OBJECTIF A –
D'après le texte de la page consacré aux conférences sur Jacques Cartier, dans quelle université l'auteur a-t-il donné sa conférence d'avril 1934 ?

TEXTE DE LA PAGE –
Je note, en avril 1934, une conférence à l’Université d’Ottawa, sur « Le dernier voyage de Cartier ». Une autre fois, tard, l’année suivante, le 29 octobre 1935, il m’est donné de m’exprimer sur Jacques Cartier et son œuvre. L’invitation, on le devine, ne me vient pas des milieux proprement officiels. Nous sommes à l’anniversaire de la visite de Cartier à Hochelaga. La Société Saint-Jean-Baptiste de Montréal décide de commémorer la grande date. À la manifestation du soir, au Monument National, elle m’invite à prononcer la conférence. La soirée est placée sous la présidence du maire de Montréal, Camillien Houde et de M. J.-Alfred Bernier, président de la Société. Et je serai flanqué de deux sénateurs, l’un pour me présenter, l’autre pour me remercier : les honorables Rodolphe Lemieux et André Fauteux Ont-ils voulu faire oublier certains incidents de l’année précédente ? Les deux sénateurs — deux de mes amis, au reste — s’entendent pour me couvrir de fleurs. Leurs allocutions et ma conférence ont été recueillies dans un petit volume publié par la Société Saint-Jean-Baptiste sous ce titre : Sur le Mont-Royal, Jacques Cartier. — Hommage au découvreur du Canada, octobre 1535-1935. J’y renvoie.

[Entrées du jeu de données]
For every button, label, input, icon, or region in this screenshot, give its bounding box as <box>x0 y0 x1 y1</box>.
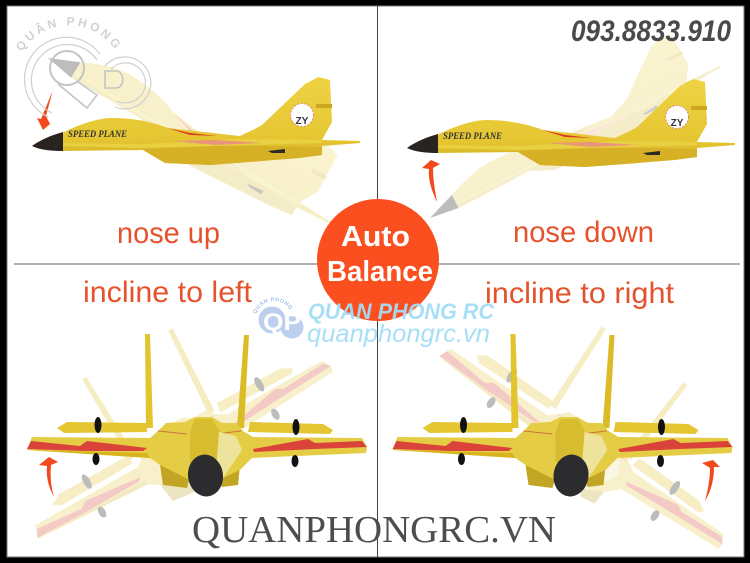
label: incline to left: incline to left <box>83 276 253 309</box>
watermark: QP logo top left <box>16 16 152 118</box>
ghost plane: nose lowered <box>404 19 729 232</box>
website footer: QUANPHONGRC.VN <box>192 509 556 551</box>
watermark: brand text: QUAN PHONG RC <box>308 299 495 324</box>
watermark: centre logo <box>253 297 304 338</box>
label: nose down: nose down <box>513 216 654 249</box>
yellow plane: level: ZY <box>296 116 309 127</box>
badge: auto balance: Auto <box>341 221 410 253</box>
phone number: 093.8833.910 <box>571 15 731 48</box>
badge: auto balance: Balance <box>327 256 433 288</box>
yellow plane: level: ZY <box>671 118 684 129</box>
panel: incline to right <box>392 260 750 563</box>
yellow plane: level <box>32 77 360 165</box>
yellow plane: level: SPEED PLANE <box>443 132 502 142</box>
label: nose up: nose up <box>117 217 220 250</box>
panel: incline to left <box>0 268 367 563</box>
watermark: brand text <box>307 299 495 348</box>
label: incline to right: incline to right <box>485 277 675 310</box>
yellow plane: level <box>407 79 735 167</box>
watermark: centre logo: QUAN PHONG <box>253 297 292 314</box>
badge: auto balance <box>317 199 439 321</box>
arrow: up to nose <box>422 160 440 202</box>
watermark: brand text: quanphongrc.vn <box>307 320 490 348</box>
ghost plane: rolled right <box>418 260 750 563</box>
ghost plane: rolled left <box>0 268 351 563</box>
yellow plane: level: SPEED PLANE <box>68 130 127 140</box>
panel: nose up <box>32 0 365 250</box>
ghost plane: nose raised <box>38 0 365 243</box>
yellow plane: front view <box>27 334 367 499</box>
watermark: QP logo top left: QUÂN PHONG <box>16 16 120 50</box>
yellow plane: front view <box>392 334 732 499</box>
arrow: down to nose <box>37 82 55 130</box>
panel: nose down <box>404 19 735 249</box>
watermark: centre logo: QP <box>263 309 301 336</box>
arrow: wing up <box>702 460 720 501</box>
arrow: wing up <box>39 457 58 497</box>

OBJECTIF B –
Reproduisez à l'identique les lignes des enregistrements, depuis celle qui contient « label: incline to left: incline » jusqu'à celle qui contient « badge: auto balance <box>317 », ces deux lignes comprises.

RÉPONSE ATTENDUE A –
À l'Université d'Ottawa.

RÉPONSE ATTENDUE B –
label: incline to left: incline to left <box>83 276 253 309</box>
watermark: QP logo top left <box>16 16 152 118</box>
ghost plane: nose lowered <box>404 19 729 232</box>
website footer: QUANPHONGRC.VN <box>192 509 556 551</box>
watermark: brand text: QUAN PHONG RC <box>308 299 495 324</box>
watermark: centre logo <box>253 297 304 338</box>
label: nose down: nose down <box>513 216 654 249</box>
yellow plane: level: ZY <box>296 116 309 127</box>
badge: auto balance: Auto <box>341 221 410 253</box>
phone number: 093.8833.910 <box>571 15 731 48</box>
badge: auto balance: Balance <box>327 256 433 288</box>
yellow plane: level: ZY <box>671 118 684 129</box>
panel: incline to right <box>392 260 750 563</box>
yellow plane: level <box>32 77 360 165</box>
yellow plane: level: SPEED PLANE <box>443 132 502 142</box>
label: nose up: nose up <box>117 217 220 250</box>
panel: incline to left <box>0 268 367 563</box>
watermark: brand text <box>307 299 495 348</box>
label: incline to right: incline to right <box>485 277 675 310</box>
yellow plane: level <box>407 79 735 167</box>
watermark: centre logo: QUAN PHONG <box>253 297 292 314</box>
badge: auto balance <box>317 199 439 321</box>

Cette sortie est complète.